** BEGIN Material for the task **
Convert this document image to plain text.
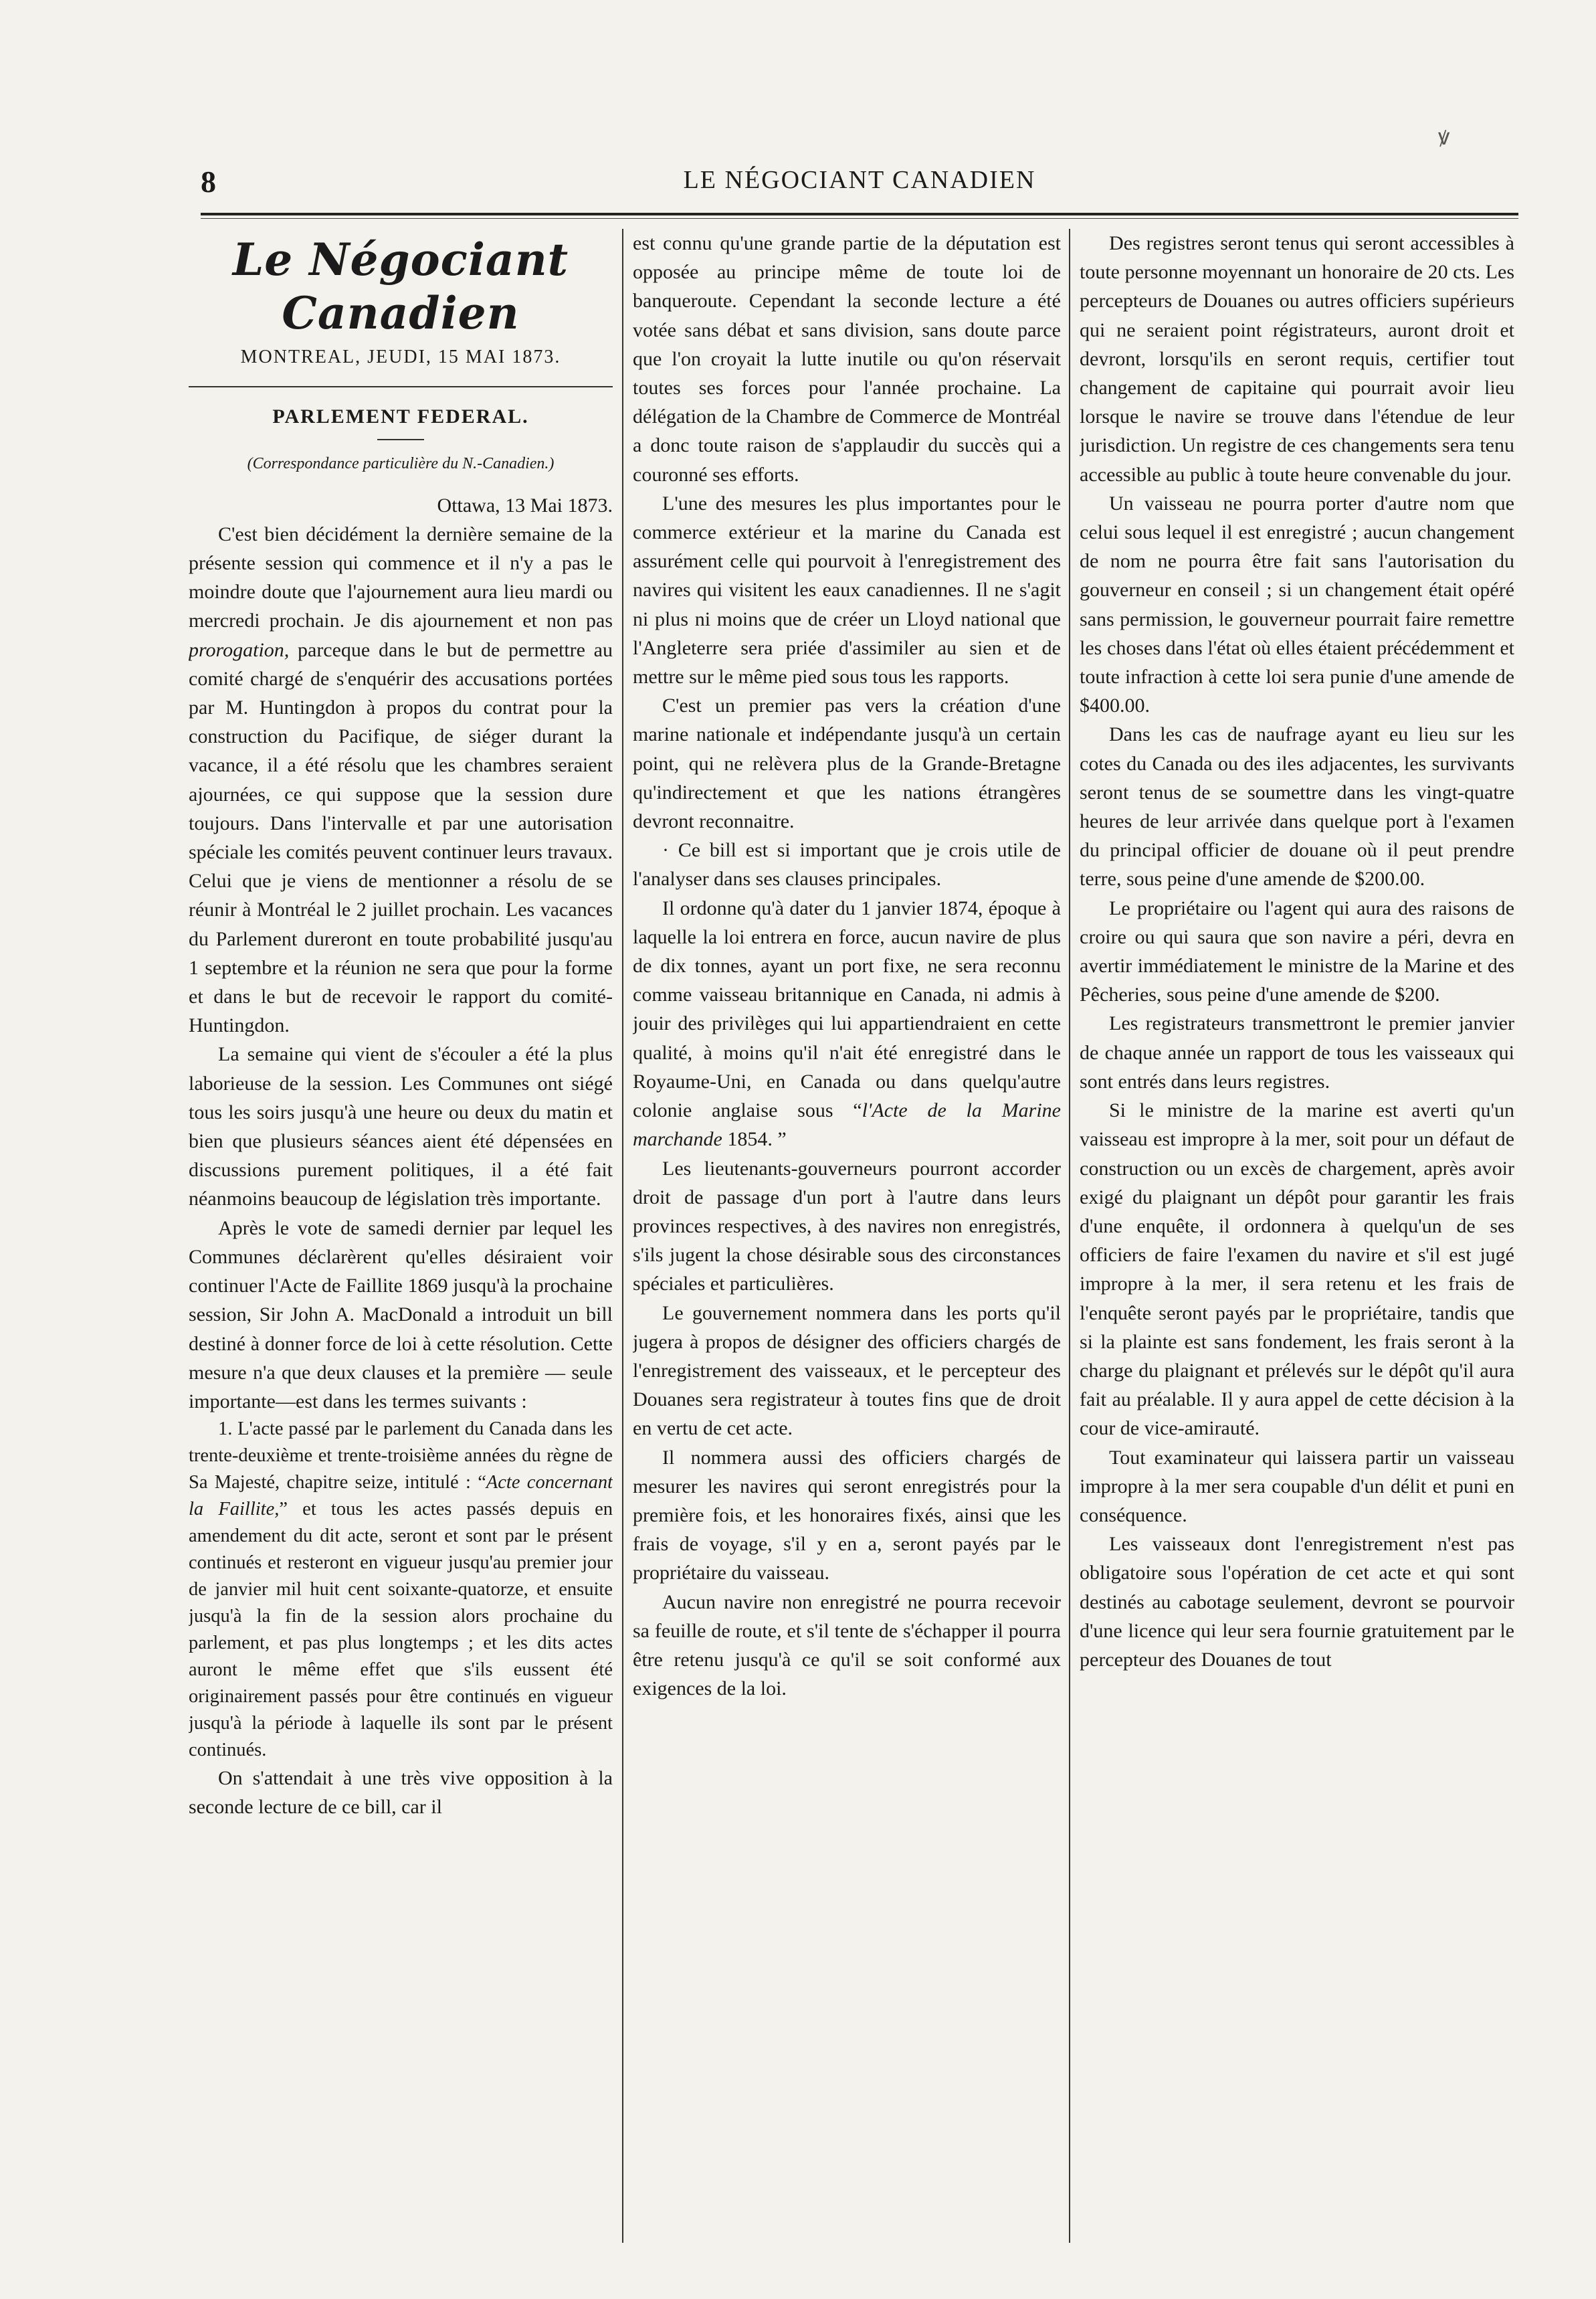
ꝟ
8	LE NÉGOCIANT CANADIEN
Le Négociant Canadien
MONTREAL, JEUDI, 15 MAI 1873.
PARLEMENT FEDERAL.
(Correspondance particulière du N.-Canadien.)

Ottawa, 13 Mai 1873.

C'est bien décidément la dernière semaine de la présente session qui commence et il n'y a pas le moindre doute que l'ajournement aura lieu mardi ou mercredi prochain. Je dis ajournement et non pas prorogation, parceque dans le but de permettre au comité chargé de s'enquérir des accusations portées par M. Huntingdon à propos du contrat pour la construction du Pacifique, de siéger durant la vacance, il a été résolu que les chambres seraient ajournées, ce qui suppose que la session dure toujours. Dans l'intervalle et par une autorisation spéciale les comités peuvent continuer leurs travaux. Celui que je viens de mentionner a résolu de se réunir à Montréal le 2 juillet prochain. Les vacances du Parlement dureront en toute probabilité jusqu'au 1 septembre et la réunion ne sera que pour la forme et dans le but de recevoir le rapport du comité-Huntingdon.

La semaine qui vient de s'écouler a été la plus laborieuse de la session. Les Communes ont siégé tous les soirs jusqu'à une heure ou deux du matin et bien que plusieurs séances aient été dépensées en discussions purement politiques, il a été fait néanmoins beaucoup de législation très importante.

Après le vote de samedi dernier par lequel les Communes déclarèrent qu'elles désiraient voir continuer l'Acte de Faillite 1869 jusqu'à la prochaine session, Sir John A. MacDonald a introduit un bill destiné à donner force de loi à cette résolution. Cette mesure n'a que deux clauses et la première — seule importante—est dans les termes suivants :

1. L'acte passé par le parlement du Canada dans les trente-deuxième et trente-troisième années du règne de Sa Majesté, chapitre seize, intitulé : “Acte concernant la Faillite,” et tous les actes passés depuis en amendement du dit acte, seront et sont par le présent continués et resteront en vigueur jusqu'au premier jour de janvier mil huit cent soixante-quatorze, et ensuite jusqu'à la fin de la session alors prochaine du parlement, et pas plus longtemps ; et les dits actes auront le même effet que s'ils eussent été originairement passés pour être continués en vigueur jusqu'à la période à laquelle ils sont par le présent continués.

On s'attendait à une très vive opposition à la seconde lecture de ce bill, car il

est connu qu'une grande partie de la députation est opposée au principe même de toute loi de banqueroute. Cependant la seconde lecture a été votée sans débat et sans division, sans doute parce que l'on croyait la lutte inutile ou qu'on réservait toutes ses forces pour l'année prochaine. La délégation de la Chambre de Commerce de Montréal a donc toute raison de s'applaudir du succès qui a couronné ses efforts.

L'une des mesures les plus importantes pour le commerce extérieur et la marine du Canada est assurément celle qui pourvoit à l'enregistrement des navires qui visitent les eaux canadiennes. Il ne s'agit ni plus ni moins que de créer un Lloyd national que l'Angleterre sera priée d'assimiler au sien et de mettre sur le même pied sous tous les rapports.

C'est un premier pas vers la création d'une marine nationale et indépendante jusqu'à un certain point, qui ne relèvera plus de la Grande-Bretagne qu'indirectement et que les nations étrangères devront reconnaitre.

· Ce bill est si important que je crois utile de l'analyser dans ses clauses principales.

Il ordonne qu'à dater du 1 janvier 1874, époque à laquelle la loi entrera en force, aucun navire de plus de dix tonnes, ayant un port fixe, ne sera reconnu comme vaisseau britannique en Canada, ni admis à jouir des privilèges qui lui appartiendraient en cette qualité, à moins qu'il n'ait été enregistré dans le Royaume-Uni, en Canada ou dans quelqu'autre colonie anglaise sous “l'Acte de la Marine marchande 1854. ”

Les lieutenants-gouverneurs pourront accorder droit de passage d'un port à l'autre dans leurs provinces respectives, à des navires non enregistrés, s'ils jugent la chose désirable sous des circonstances spéciales et particulières.

Le gouvernement nommera dans les ports qu'il jugera à propos de désigner des officiers chargés de l'enregistrement des vaisseaux, et le percepteur des Douanes sera registrateur à toutes fins que de droit en vertu de cet acte.

Il nommera aussi des officiers chargés de mesurer les navires qui seront enregistrés pour la première fois, et les honoraires fixés, ainsi que les frais de voyage, s'il y en a, seront payés par le propriétaire du vaisseau.

Aucun navire non enregistré ne pourra recevoir sa feuille de route, et s'il tente de s'échapper il pourra être retenu jusqu'à ce qu'il se soit conformé aux exigences de la loi.

Des registres seront tenus qui seront accessibles à toute personne moyennant un honoraire de 20 cts. Les percepteurs de Douanes ou autres officiers supérieurs qui ne seraient point régistrateurs, auront droit et devront, lorsqu'ils en seront requis, certifier tout changement de capitaine qui pourrait avoir lieu lorsque le navire se trouve dans l'étendue de leur jurisdiction. Un registre de ces changements sera tenu accessible au public à toute heure convenable du jour.

Un vaisseau ne pourra porter d'autre nom que celui sous lequel il est enregistré ; aucun changement de nom ne pourra être fait sans l'autorisation du gouverneur en conseil ; si un changement était opéré sans permission, le gouverneur pourrait faire remettre les choses dans l'état où elles étaient précédemment et toute infraction à cette loi sera punie d'une amende de $400.00.

Dans les cas de naufrage ayant eu lieu sur les cotes du Canada ou des iles adjacentes, les survivants seront tenus de se soumettre dans les vingt-quatre heures de leur arrivée dans quelque port à l'examen du principal officier de douane où il peut prendre terre, sous peine d'une amende de $200.00.

Le propriétaire ou l'agent qui aura des raisons de croire ou qui saura que son navire a péri, devra en avertir immédiatement le ministre de la Marine et des Pêcheries, sous peine d'une amende de $200.

Les registrateurs transmettront le premier janvier de chaque année un rapport de tous les vaisseaux qui sont entrés dans leurs registres.

Si le ministre de la marine est averti qu'un vaisseau est impropre à la mer, soit pour un défaut de construction ou un excès de chargement, après avoir exigé du plaignant un dépôt pour garantir les frais d'une enquête, il ordonnera à quelqu'un de ses officiers de faire l'examen du navire et s'il est jugé impropre à la mer, il sera retenu et les frais de l'enquête seront payés par le propriétaire, tandis que si la plainte est sans fondement, les frais seront à la charge du plaignant et prélevés sur le dépôt qu'il aura fait au préalable. Il y aura appel de cette décision à la cour de vice-amirauté.

Tout examinateur qui laissera partir un vaisseau impropre à la mer sera coupable d'un délit et puni en conséquence.

Les vaisseaux dont l'enregistrement n'est pas obligatoire sous l'opération de cet acte et qui sont destinés au cabotage seulement, devront se pourvoir d'une licence qui leur sera fournie gratuitement par le percepteur des Douanes de tout
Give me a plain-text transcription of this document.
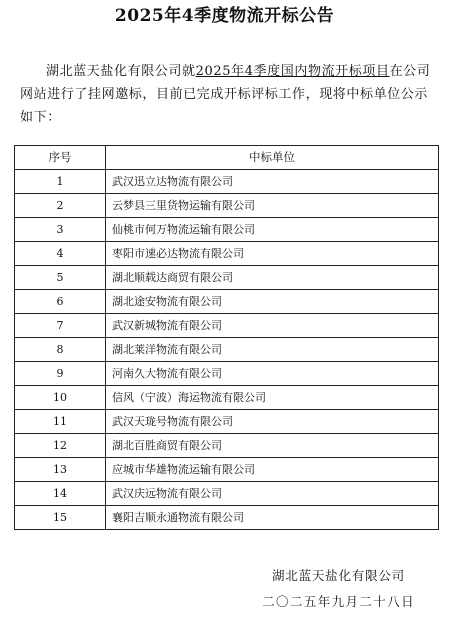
2025年4季度物流开标公告

湖北蓝天盐化有限公司就2025年4季度国内物流开标项目在公司网站进行了挂网邀标，目前已完成开标评标工作，现将中标单位公示如下：

序号	中标单位
1	武汉迅立达物流有限公司
2	云梦县三里货物运输有限公司
3	仙桃市何万物流运输有限公司
4	枣阳市速必达物流有限公司
5	湖北顺载达商贸有限公司
6	湖北途安物流有限公司
7	武汉新城物流有限公司
8	湖北莱洋物流有限公司
9	河南久大物流有限公司
10	信风（宁波）海运物流有限公司
11	武汉天珑号物流有限公司
12	湖北百胜商贸有限公司
13	应城市华雄物流运输有限公司
14	武汉庆远物流有限公司
15	襄阳吉顺永通物流有限公司

湖北蓝天盐化有限公司

二〇二五年九月二十八日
** END Material for the task **
* [What is needed]:
Retype all of the entries exactly as written, leaving out any images.

* [Exercise response]:
Convert this document image to plain text.
ꝟ
8	LE NÉGOCIANT CANADIEN
Le Négociant Canadien
MONTREAL, JEUDI, 15 MAI 1873.
PARLEMENT FEDERAL.
(Correspondance particulière du N.-Canadien.)

Ottawa, 13 Mai 1873.

C'est bien décidément la dernière semaine de la présente session qui commence et il n'y a pas le moindre doute que l'ajournement aura lieu mardi ou mercredi prochain. Je dis ajournement et non pas prorogation, parceque dans le but de permettre au comité chargé de s'enquérir des accusations portées par M. Huntingdon à propos du contrat pour la construction du Pacifique, de siéger durant la vacance, il a été résolu que les chambres seraient ajournées, ce qui suppose que la session dure toujours. Dans l'intervalle et par une autorisation spéciale les comités peuvent continuer leurs travaux. Celui que je viens de mentionner a résolu de se réunir à Montréal le 2 juillet prochain. Les vacances du Parlement dureront en toute probabilité jusqu'au 1 septembre et la réunion ne sera que pour la forme et dans le but de recevoir le rapport du comité-Huntingdon.

La semaine qui vient de s'écouler a été la plus laborieuse de la session. Les Communes ont siégé tous les soirs jusqu'à une heure ou deux du matin et bien que plusieurs séances aient été dépensées en discussions purement politiques, il a été fait néanmoins beaucoup de législation très importante.

Après le vote de samedi dernier par lequel les Communes déclarèrent qu'elles désiraient voir continuer l'Acte de Faillite 1869 jusqu'à la prochaine session, Sir John A. MacDonald a introduit un bill destiné à donner force de loi à cette résolution. Cette mesure n'a que deux clauses et la première — seule importante—est dans les termes suivants :

1. L'acte passé par le parlement du Canada dans les trente-deuxième et trente-troisième années du règne de Sa Majesté, chapitre seize, intitulé : “Acte concernant la Faillite,” et tous les actes passés depuis en amendement du dit acte, seront et sont par le présent continués et resteront en vigueur jusqu'au premier jour de janvier mil huit cent soixante-quatorze, et ensuite jusqu'à la fin de la session alors prochaine du parlement, et pas plus longtemps ; et les dits actes auront le même effet que s'ils eussent été originairement passés pour être continués en vigueur jusqu'à la période à laquelle ils sont par le présent continués.

On s'attendait à une très vive opposition à la seconde lecture de ce bill, car il

est connu qu'une grande partie de la députation est opposée au principe même de toute loi de banqueroute. Cependant la seconde lecture a été votée sans débat et sans division, sans doute parce que l'on croyait la lutte inutile ou qu'on réservait toutes ses forces pour l'année prochaine. La délégation de la Chambre de Commerce de Montréal a donc toute raison de s'applaudir du succès qui a couronné ses efforts.

L'une des mesures les plus importantes pour le commerce extérieur et la marine du Canada est assurément celle qui pourvoit à l'enregistrement des navires qui visitent les eaux canadiennes. Il ne s'agit ni plus ni moins que de créer un Lloyd national que l'Angleterre sera priée d'assimiler au sien et de mettre sur le même pied sous tous les rapports.

C'est un premier pas vers la création d'une marine nationale et indépendante jusqu'à un certain point, qui ne relèvera plus de la Grande-Bretagne qu'indirectement et que les nations étrangères devront reconnaitre.

· Ce bill est si important que je crois utile de l'analyser dans ses clauses principales.

Il ordonne qu'à dater du 1 janvier 1874, époque à laquelle la loi entrera en force, aucun navire de plus de dix tonnes, ayant un port fixe, ne sera reconnu comme vaisseau britannique en Canada, ni admis à jouir des privilèges qui lui appartiendraient en cette qualité, à moins qu'il n'ait été enregistré dans le Royaume-Uni, en Canada ou dans quelqu'autre colonie anglaise sous “l'Acte de la Marine marchande 1854. ”

Les lieutenants-gouverneurs pourront accorder droit de passage d'un port à l'autre dans leurs provinces respectives, à des navires non enregistrés, s'ils jugent la chose désirable sous des circonstances spéciales et particulières.

Le gouvernement nommera dans les ports qu'il jugera à propos de désigner des officiers chargés de l'enregistrement des vaisseaux, et le percepteur des Douanes sera registrateur à toutes fins que de droit en vertu de cet acte.

Il nommera aussi des officiers chargés de mesurer les navires qui seront enregistrés pour la première fois, et les honoraires fixés, ainsi que les frais de voyage, s'il y en a, seront payés par le propriétaire du vaisseau.

Aucun navire non enregistré ne pourra recevoir sa feuille de route, et s'il tente de s'échapper il pourra être retenu jusqu'à ce qu'il se soit conformé aux exigences de la loi.

Des registres seront tenus qui seront accessibles à toute personne moyennant un honoraire de 20 cts. Les percepteurs de Douanes ou autres officiers supérieurs qui ne seraient point régistrateurs, auront droit et devront, lorsqu'ils en seront requis, certifier tout changement de capitaine qui pourrait avoir lieu lorsque le navire se trouve dans l'étendue de leur jurisdiction. Un registre de ces changements sera tenu accessible au public à toute heure convenable du jour.

Un vaisseau ne pourra porter d'autre nom que celui sous lequel il est enregistré ; aucun changement de nom ne pourra être fait sans l'autorisation du gouverneur en conseil ; si un changement était opéré sans permission, le gouverneur pourrait faire remettre les choses dans l'état où elles étaient précédemment et toute infraction à cette loi sera punie d'une amende de $400.00.

Dans les cas de naufrage ayant eu lieu sur les cotes du Canada ou des iles adjacentes, les survivants seront tenus de se soumettre dans les vingt-quatre heures de leur arrivée dans quelque port à l'examen du principal officier de douane où il peut prendre terre, sous peine d'une amende de $200.00.

Le propriétaire ou l'agent qui aura des raisons de croire ou qui saura que son navire a péri, devra en avertir immédiatement le ministre de la Marine et des Pêcheries, sous peine d'une amende de $200.

Les registrateurs transmettront le premier janvier de chaque année un rapport de tous les vaisseaux qui sont entrés dans leurs registres.

Si le ministre de la marine est averti qu'un vaisseau est impropre à la mer, soit pour un défaut de construction ou un excès de chargement, après avoir exigé du plaignant un dépôt pour garantir les frais d'une enquête, il ordonnera à quelqu'un de ses officiers de faire l'examen du navire et s'il est jugé impropre à la mer, il sera retenu et les frais de l'enquête seront payés par le propriétaire, tandis que si la plainte est sans fondement, les frais seront à la charge du plaignant et prélevés sur le dépôt qu'il aura fait au préalable. Il y aura appel de cette décision à la cour de vice-amirauté.

Tout examinateur qui laissera partir un vaisseau impropre à la mer sera coupable d'un délit et puni en conséquence.

Les vaisseaux dont l'enregistrement n'est pas obligatoire sous l'opération de cet acte et qui sont destinés au cabotage seulement, devront se pourvoir d'une licence qui leur sera fournie gratuitement par le percepteur des Douanes de tout
Give me a plain-text transcription of this document.
2025年4季度物流开标公告

湖北蓝天盐化有限公司就2025年4季度国内物流开标项目在公司网站进行了挂网邀标，目前已完成开标评标工作，现将中标单位公示如下：

序号	中标单位
1	武汉迅立达物流有限公司
2	云梦县三里货物运输有限公司
3	仙桃市何万物流运输有限公司
4	枣阳市速必达物流有限公司
5	湖北顺载达商贸有限公司
6	湖北途安物流有限公司
7	武汉新城物流有限公司
8	湖北莱洋物流有限公司
9	河南久大物流有限公司
10	信风（宁波）海运物流有限公司
11	武汉天珑号物流有限公司
12	湖北百胜商贸有限公司
13	应城市华雄物流运输有限公司
14	武汉庆远物流有限公司
15	襄阳吉顺永通物流有限公司

湖北蓝天盐化有限公司

二〇二五年九月二十八日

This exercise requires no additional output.